Task inputs
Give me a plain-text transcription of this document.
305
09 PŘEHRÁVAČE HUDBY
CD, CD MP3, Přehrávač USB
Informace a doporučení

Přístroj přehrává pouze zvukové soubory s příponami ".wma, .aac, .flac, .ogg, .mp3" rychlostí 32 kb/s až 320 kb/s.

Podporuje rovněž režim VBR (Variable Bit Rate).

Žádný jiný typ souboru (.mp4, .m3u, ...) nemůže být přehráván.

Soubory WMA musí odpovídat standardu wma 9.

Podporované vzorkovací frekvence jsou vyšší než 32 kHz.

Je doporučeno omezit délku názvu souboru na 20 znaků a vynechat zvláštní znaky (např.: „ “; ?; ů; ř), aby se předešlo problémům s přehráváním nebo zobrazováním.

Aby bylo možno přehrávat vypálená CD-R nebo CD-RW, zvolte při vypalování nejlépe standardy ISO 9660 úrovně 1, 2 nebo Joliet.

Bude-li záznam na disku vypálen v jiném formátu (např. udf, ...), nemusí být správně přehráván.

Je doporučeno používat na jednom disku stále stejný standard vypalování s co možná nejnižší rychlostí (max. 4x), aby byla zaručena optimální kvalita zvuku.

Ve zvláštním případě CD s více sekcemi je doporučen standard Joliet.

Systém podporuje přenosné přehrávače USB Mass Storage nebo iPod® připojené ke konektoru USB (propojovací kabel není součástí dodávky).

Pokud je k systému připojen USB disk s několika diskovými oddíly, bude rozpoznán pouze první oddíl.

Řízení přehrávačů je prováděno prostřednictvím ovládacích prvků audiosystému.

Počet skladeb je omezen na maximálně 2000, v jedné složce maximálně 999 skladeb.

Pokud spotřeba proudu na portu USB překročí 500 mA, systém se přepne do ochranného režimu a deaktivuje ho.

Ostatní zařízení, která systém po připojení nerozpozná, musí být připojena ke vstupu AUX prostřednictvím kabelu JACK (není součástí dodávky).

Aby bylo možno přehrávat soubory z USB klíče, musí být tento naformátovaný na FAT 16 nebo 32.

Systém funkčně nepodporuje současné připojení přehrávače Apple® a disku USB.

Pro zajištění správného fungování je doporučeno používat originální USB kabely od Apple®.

Directions for this task
Return every line exactly.

Answer to the task
Give me a plain-text transcription of this document.
305
09 PŘEHRÁVAČE HUDBY
CD, CD MP3, Přehrávač USB
Informace a doporučení

Přístroj přehrává pouze zvukové soubory s příponami ".wma, .aac, .flac, .ogg, .mp3" rychlostí 32 kb/s až 320 kb/s.

Podporuje rovněž režim VBR (Variable Bit Rate).

Žádný jiný typ souboru (.mp4, .m3u, ...) nemůže být přehráván.

Soubory WMA musí odpovídat standardu wma 9.

Podporované vzorkovací frekvence jsou vyšší než 32 kHz.

Je doporučeno omezit délku názvu souboru na 20 znaků a vynechat zvláštní znaky (např.: „ “; ?; ů; ř), aby se předešlo problémům s přehráváním nebo zobrazováním.

Aby bylo možno přehrávat vypálená CD-R nebo CD-RW, zvolte při vypalování nejlépe standardy ISO 9660 úrovně 1, 2 nebo Joliet.

Bude-li záznam na disku vypálen v jiném formátu (např. udf, ...), nemusí být správně přehráván.

Je doporučeno používat na jednom disku stále stejný standard vypalování s co možná nejnižší rychlostí (max. 4x), aby byla zaručena optimální kvalita zvuku.

Ve zvláštním případě CD s více sekcemi je doporučen standard Joliet.

Systém podporuje přenosné přehrávače USB Mass Storage nebo iPod® připojené ke konektoru USB (propojovací kabel není součástí dodávky).

Pokud je k systému připojen USB disk s několika diskovými oddíly, bude rozpoznán pouze první oddíl.

Řízení přehrávačů je prováděno prostřednictvím ovládacích prvků audiosystému.

Počet skladeb je omezen na maximálně 2000, v jedné složce maximálně 999 skladeb.

Pokud spotřeba proudu na portu USB překročí 500 mA, systém se přepne do ochranného režimu a deaktivuje ho.

Ostatní zařízení, která systém po připojení nerozpozná, musí být připojena ke vstupu AUX prostřednictvím kabelu JACK (není součástí dodávky).

Aby bylo možno přehrávat soubory z USB klíče, musí být tento naformátovaný na FAT 16 nebo 32.

Systém funkčně nepodporuje současné připojení přehrávače Apple® a disku USB.

Pro zajištění správného fungování je doporučeno používat originální USB kabely od Apple®.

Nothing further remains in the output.